# Data provided
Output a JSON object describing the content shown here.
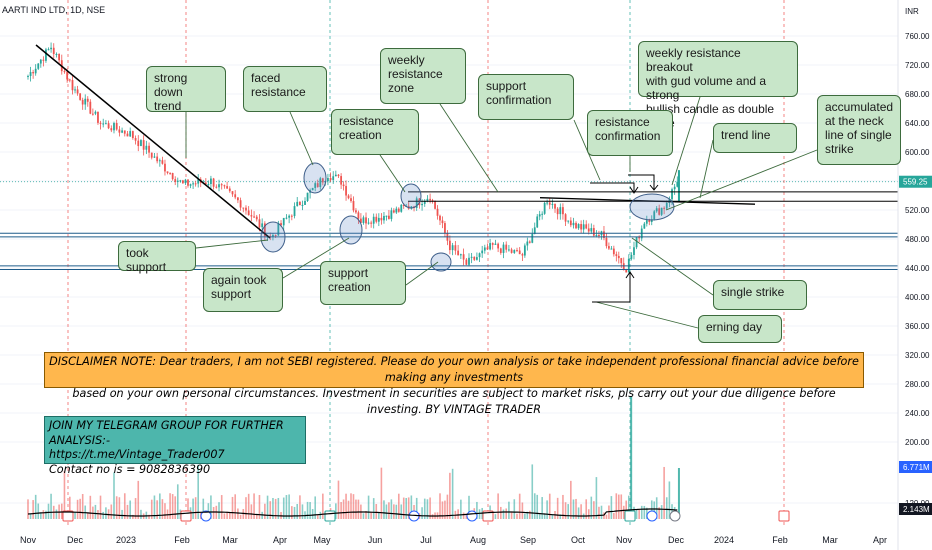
{
  "symbol": "AARTI IND LTD, 1D, NSE",
  "currency": "INR",
  "price_badge": "559.25",
  "volume_badges": [
    "6.771M",
    "2.143M"
  ],
  "colors": {
    "up": "#26a69a",
    "down": "#ef5350",
    "callout_bg": "#c8e6c9",
    "disclaimer_bg": "#ffb74d",
    "telegram_bg": "#4db6ac",
    "line": "#000000"
  },
  "callouts": [
    {
      "id": "strong-down-trend",
      "text": "strong down\ntrend"
    },
    {
      "id": "faced-resistance",
      "text": "faced\nresistance"
    },
    {
      "id": "weekly-resistance-zone",
      "text": "weekly\nresistance\nzone"
    },
    {
      "id": "support-confirmation",
      "text": "support\nconfirmation"
    },
    {
      "id": "weekly-breakout",
      "text": "weekly resistance breakout\nwith gud volume and a strong\nbullish candle as double strike"
    },
    {
      "id": "resistance-creation",
      "text": "resistance\ncreation"
    },
    {
      "id": "resistance-confirmation",
      "text": "resistance\nconfirmation"
    },
    {
      "id": "trend-line",
      "text": "trend line"
    },
    {
      "id": "accumulated",
      "text": "accumulated\nat the neck\nline of single\nstrike"
    },
    {
      "id": "took-support",
      "text": "took support"
    },
    {
      "id": "again-took-support",
      "text": "again took\nsupport"
    },
    {
      "id": "support-creation",
      "text": "support\ncreation"
    },
    {
      "id": "single-strike",
      "text": "single strike"
    },
    {
      "id": "erning-day",
      "text": "erning day"
    }
  ],
  "disclaimer": "DISCLAIMER NOTE: Dear traders, I am not SEBI registered. Please do your own analysis or take independent professional financial advice before making any investments\nbased on your own personal circumstances. Investment in securities are subject to market risks, pls carry out your due diligence before investing. BY VINTAGE TRADER",
  "telegram": "JOIN MY TELEGRAM  GROUP FOR FURTHER ANALYSIS:-\nhttps://t.me/Vintage_Trader007\nContact no is = 9082836390",
  "chart_data": {
    "type": "candlestick",
    "title": "AARTI IND LTD, 1D, NSE",
    "y_ticks": [
      760,
      720,
      680,
      640,
      600,
      560,
      520,
      480,
      440,
      400,
      360,
      320,
      280,
      240,
      200,
      120
    ],
    "ylim": [
      120,
      760
    ],
    "x_ticks": [
      "Nov",
      "Dec",
      "2023",
      "Feb",
      "Mar",
      "Apr",
      "May",
      "Jun",
      "Jul",
      "Aug",
      "Sep",
      "Oct",
      "Nov",
      "Dec",
      "2024",
      "Feb",
      "Mar",
      "Apr"
    ],
    "horizontal_levels": [
      545,
      532,
      488,
      483,
      443,
      438
    ],
    "close_path": [
      {
        "date": "2022-11-01",
        "close": 705
      },
      {
        "date": "2022-11-15",
        "close": 745
      },
      {
        "date": "2022-11-28",
        "close": 690
      },
      {
        "date": "2022-12-15",
        "close": 640
      },
      {
        "date": "2023-01-02",
        "close": 625
      },
      {
        "date": "2023-01-20",
        "close": 585
      },
      {
        "date": "2023-02-03",
        "close": 555
      },
      {
        "date": "2023-02-20",
        "close": 560
      },
      {
        "date": "2023-03-10",
        "close": 530
      },
      {
        "date": "2023-03-28",
        "close": 482
      },
      {
        "date": "2023-04-15",
        "close": 530
      },
      {
        "date": "2023-05-02",
        "close": 570
      },
      {
        "date": "2023-05-10",
        "close": 560
      },
      {
        "date": "2023-05-22",
        "close": 505
      },
      {
        "date": "2023-06-05",
        "close": 512
      },
      {
        "date": "2023-06-20",
        "close": 525
      },
      {
        "date": "2023-07-03",
        "close": 540
      },
      {
        "date": "2023-07-15",
        "close": 470
      },
      {
        "date": "2023-07-25",
        "close": 445
      },
      {
        "date": "2023-08-10",
        "close": 470
      },
      {
        "date": "2023-08-28",
        "close": 458
      },
      {
        "date": "2023-09-12",
        "close": 535
      },
      {
        "date": "2023-09-28",
        "close": 500
      },
      {
        "date": "2023-10-15",
        "close": 485
      },
      {
        "date": "2023-10-30",
        "close": 440
      },
      {
        "date": "2023-11-10",
        "close": 505
      },
      {
        "date": "2023-11-22",
        "close": 525
      },
      {
        "date": "2023-11-30",
        "close": 559
      }
    ],
    "volume_spikes": [
      {
        "date": "2023-11-02",
        "value": 260
      },
      {
        "date": "2023-12-01",
        "value": 6.771
      }
    ]
  }
}
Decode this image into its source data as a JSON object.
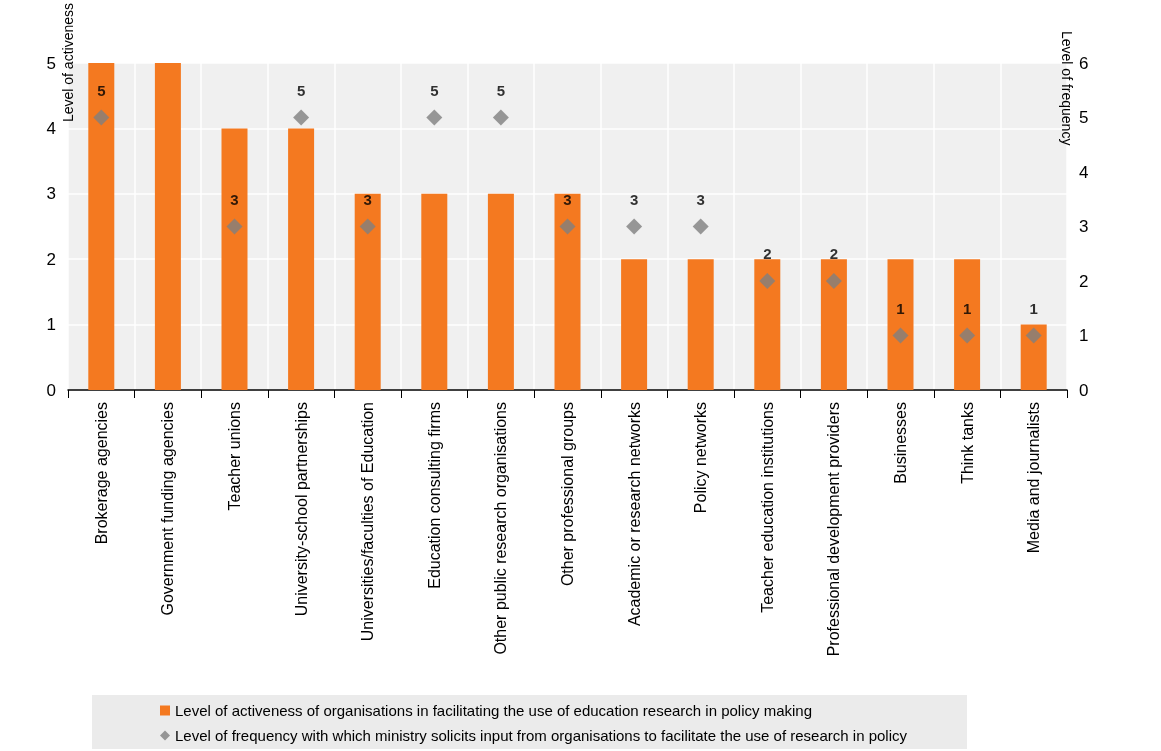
{
  "chart_data": {
    "type": "bar",
    "categories": [
      "Brokerage agencies",
      "Government funding agencies",
      "Teacher unions",
      "University-school partnerships",
      "Universities/faculties of Education",
      "Education consulting firms",
      "Other public research organisations",
      "Other professional groups",
      "Academic or research networks",
      "Policy networks",
      "Teacher education institutions",
      "Professional development providers",
      "Businesses",
      "Think tanks",
      "Media and journalists"
    ],
    "series": [
      {
        "name": "Level of activeness of organisations in facilitating the use of education research in policy making",
        "color": "#f47920",
        "values": [
          5,
          5,
          4,
          4,
          3,
          3,
          3,
          3,
          2,
          2,
          2,
          2,
          2,
          2,
          1
        ]
      },
      {
        "name": "Level of frequency with which ministry solicits input from organisations to facilitate the use of research in policy",
        "type": "scatter",
        "axis": "y2",
        "color": "#808080",
        "marker": "diamond",
        "values": [
          5,
          null,
          3,
          5,
          3,
          5,
          5,
          3,
          3,
          3,
          2,
          2,
          1,
          1,
          1
        ],
        "value_labels": [
          "5",
          null,
          "3",
          "5",
          "3",
          "5",
          "5",
          "3",
          "3",
          "3",
          "2",
          "2",
          "1",
          "1",
          "1"
        ]
      }
    ],
    "ylabel": "Level of activeness",
    "y2label": "Level of frequency",
    "ylim": [
      0,
      5
    ],
    "yticks": [
      0,
      1,
      2,
      3,
      4,
      5
    ],
    "y2lim": [
      0,
      6
    ],
    "y2ticks": [
      0,
      1,
      2,
      3,
      4,
      5,
      6
    ],
    "grid": true,
    "legend": "bottom"
  }
}
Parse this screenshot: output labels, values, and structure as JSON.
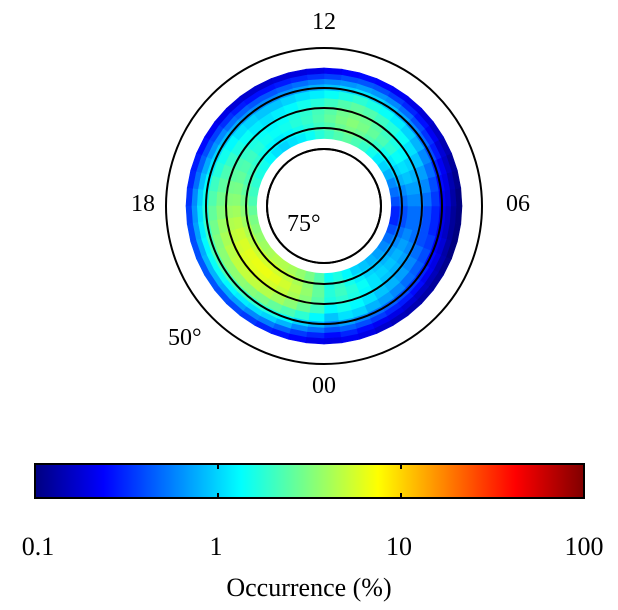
{
  "chart_data": {
    "type": "heatmap",
    "projection": "polar-mlt-mlat",
    "mlt_labels": {
      "top": "12",
      "right": "06",
      "bottom": "00",
      "left": "18"
    },
    "mlat_labels": [
      "75°",
      "50°"
    ],
    "mlat_circles": [
      80,
      75,
      70,
      65,
      50
    ],
    "colorbar": {
      "scale": "log",
      "range": [
        0.1,
        100
      ],
      "ticks": [
        "0.1",
        "1",
        "10",
        "100"
      ],
      "label": "Occurrence (%)",
      "colormap": "jet"
    },
    "value_units": "percent occurrence",
    "mlat_bins": [
      {
        "mlat": 76.5,
        "values": [
          1.4,
          1.6,
          1.3,
          1.0,
          0.9,
          0.8,
          0.7,
          0.6,
          0.5,
          0.4,
          0.3,
          0.3,
          0.4,
          0.5,
          0.6,
          0.8,
          1.0,
          1.2,
          1.5,
          1.9,
          2.2,
          2.5,
          2.3,
          2.0,
          1.7,
          1.4,
          1.2,
          1.1,
          1.0,
          1.1,
          1.3,
          1.5,
          1.6,
          1.8,
          2.0,
          2.2,
          2.6,
          3.0,
          3.3,
          3.6,
          3.9,
          4.2,
          4.5,
          4.4,
          4.1,
          3.6,
          3.0,
          2.3
        ]
      },
      {
        "mlat": 74.5,
        "values": [
          1.6,
          1.9,
          1.5,
          1.2,
          1.0,
          0.9,
          0.8,
          0.7,
          0.6,
          0.5,
          0.4,
          0.4,
          0.5,
          0.6,
          0.8,
          1.0,
          1.2,
          1.5,
          1.9,
          2.3,
          2.7,
          3.0,
          2.7,
          2.3,
          2.0,
          1.7,
          1.5,
          1.3,
          1.2,
          1.3,
          1.5,
          1.8,
          2.0,
          2.2,
          2.5,
          2.9,
          3.4,
          3.9,
          4.4,
          4.8,
          5.2,
          5.5,
          5.7,
          5.4,
          4.9,
          4.2,
          3.4,
          2.5
        ]
      },
      {
        "mlat": 72.5,
        "values": [
          1.7,
          2.0,
          1.7,
          1.4,
          1.1,
          1.0,
          0.9,
          0.8,
          0.7,
          0.6,
          0.5,
          0.5,
          0.6,
          0.7,
          0.9,
          1.1,
          1.4,
          1.8,
          2.2,
          2.6,
          3.0,
          3.3,
          3.0,
          2.6,
          2.2,
          1.9,
          1.7,
          1.5,
          1.4,
          1.5,
          1.7,
          2.0,
          2.3,
          2.6,
          3.0,
          3.4,
          4.0,
          4.6,
          5.2,
          5.8,
          6.2,
          6.5,
          6.6,
          6.2,
          5.5,
          4.6,
          3.6,
          2.6
        ]
      },
      {
        "mlat": 70.5,
        "values": [
          1.6,
          1.8,
          1.6,
          1.3,
          1.1,
          0.9,
          0.8,
          0.7,
          0.6,
          0.5,
          0.5,
          0.5,
          0.6,
          0.7,
          0.8,
          1.0,
          1.3,
          1.6,
          2.0,
          2.4,
          2.8,
          3.0,
          2.8,
          2.4,
          2.1,
          1.8,
          1.6,
          1.4,
          1.3,
          1.4,
          1.6,
          1.9,
          2.2,
          2.5,
          2.9,
          3.3,
          3.8,
          4.4,
          5.0,
          5.5,
          5.9,
          6.1,
          6.0,
          5.6,
          5.0,
          4.2,
          3.3,
          2.4
        ]
      },
      {
        "mlat": 68.5,
        "values": [
          1.3,
          1.5,
          1.3,
          1.1,
          0.9,
          0.8,
          0.7,
          0.6,
          0.5,
          0.4,
          0.4,
          0.4,
          0.5,
          0.6,
          0.7,
          0.9,
          1.1,
          1.4,
          1.7,
          2.0,
          2.3,
          2.5,
          2.3,
          2.0,
          1.7,
          1.5,
          1.3,
          1.2,
          1.1,
          1.2,
          1.4,
          1.6,
          1.9,
          2.2,
          2.5,
          2.9,
          3.3,
          3.8,
          4.2,
          4.6,
          4.9,
          5.0,
          4.9,
          4.5,
          4.0,
          3.4,
          2.7,
          2.0
        ]
      },
      {
        "mlat": 66.5,
        "values": [
          0.9,
          1.1,
          1.0,
          0.8,
          0.7,
          0.6,
          0.5,
          0.45,
          0.4,
          0.35,
          0.3,
          0.3,
          0.35,
          0.4,
          0.5,
          0.6,
          0.8,
          1.0,
          1.2,
          1.4,
          1.6,
          1.8,
          1.6,
          1.4,
          1.2,
          1.1,
          1.0,
          0.9,
          0.9,
          1.0,
          1.1,
          1.3,
          1.5,
          1.7,
          2.0,
          2.3,
          2.6,
          2.9,
          3.2,
          3.4,
          3.5,
          3.5,
          3.3,
          3.0,
          2.6,
          2.2,
          1.8,
          1.3
        ]
      },
      {
        "mlat": 64.5,
        "values": [
          0.6,
          0.7,
          0.6,
          0.5,
          0.45,
          0.4,
          0.35,
          0.3,
          0.25,
          0.22,
          0.2,
          0.2,
          0.22,
          0.25,
          0.3,
          0.4,
          0.5,
          0.6,
          0.75,
          0.9,
          1.0,
          1.1,
          1.0,
          0.9,
          0.8,
          0.7,
          0.65,
          0.6,
          0.6,
          0.65,
          0.75,
          0.85,
          1.0,
          1.1,
          1.3,
          1.5,
          1.7,
          1.9,
          2.1,
          2.2,
          2.2,
          2.1,
          2.0,
          1.8,
          1.6,
          1.3,
          1.0,
          0.8
        ]
      },
      {
        "mlat": 62.5,
        "values": [
          0.4,
          0.45,
          0.4,
          0.35,
          0.3,
          0.28,
          0.25,
          0.22,
          0.2,
          0.18,
          0.16,
          0.16,
          0.18,
          0.2,
          0.22,
          0.28,
          0.33,
          0.4,
          0.5,
          0.6,
          0.65,
          0.7,
          0.65,
          0.6,
          0.55,
          0.5,
          0.45,
          0.42,
          0.42,
          0.45,
          0.5,
          0.6,
          0.65,
          0.75,
          0.85,
          1.0,
          1.1,
          1.2,
          1.3,
          1.4,
          1.4,
          1.3,
          1.2,
          1.1,
          1.0,
          0.8,
          0.6,
          0.5
        ]
      },
      {
        "mlat": 60.5,
        "values": [
          0.25,
          0.3,
          0.25,
          0.22,
          0.2,
          0.18,
          0.16,
          0.15,
          0.14,
          0.13,
          0.12,
          0.12,
          0.13,
          0.14,
          0.16,
          0.18,
          0.22,
          0.26,
          0.3,
          0.35,
          0.4,
          0.42,
          0.4,
          0.36,
          0.33,
          0.3,
          0.28,
          0.26,
          0.26,
          0.28,
          0.32,
          0.36,
          0.4,
          0.45,
          0.5,
          0.6,
          0.65,
          0.7,
          0.75,
          0.8,
          0.8,
          0.75,
          0.7,
          0.6,
          0.55,
          0.45,
          0.35,
          0.3
        ]
      },
      {
        "mlat": 58.5,
        "values": [
          0.2,
          0.22,
          0.2,
          0.17,
          0.15,
          0.14,
          0.13,
          0.12,
          0.11,
          0.1,
          0.1,
          0.1,
          0.1,
          0.11,
          0.12,
          0.14,
          0.16,
          0.18,
          0.2,
          0.22,
          0.24,
          0.25,
          0.24,
          0.22,
          0.2,
          0.19,
          0.18,
          0.17,
          0.17,
          0.18,
          0.2,
          0.22,
          0.25,
          0.28,
          0.3,
          0.33,
          0.36,
          0.38,
          0.4,
          0.42,
          0.42,
          0.4,
          0.38,
          0.35,
          0.3,
          0.27,
          0.24,
          0.21
        ]
      }
    ]
  }
}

# Job
Find the word "networks" in the entries, and copy every line it shows up in.

# Answer in full
      "Academic or research networks",
      "Policy networks",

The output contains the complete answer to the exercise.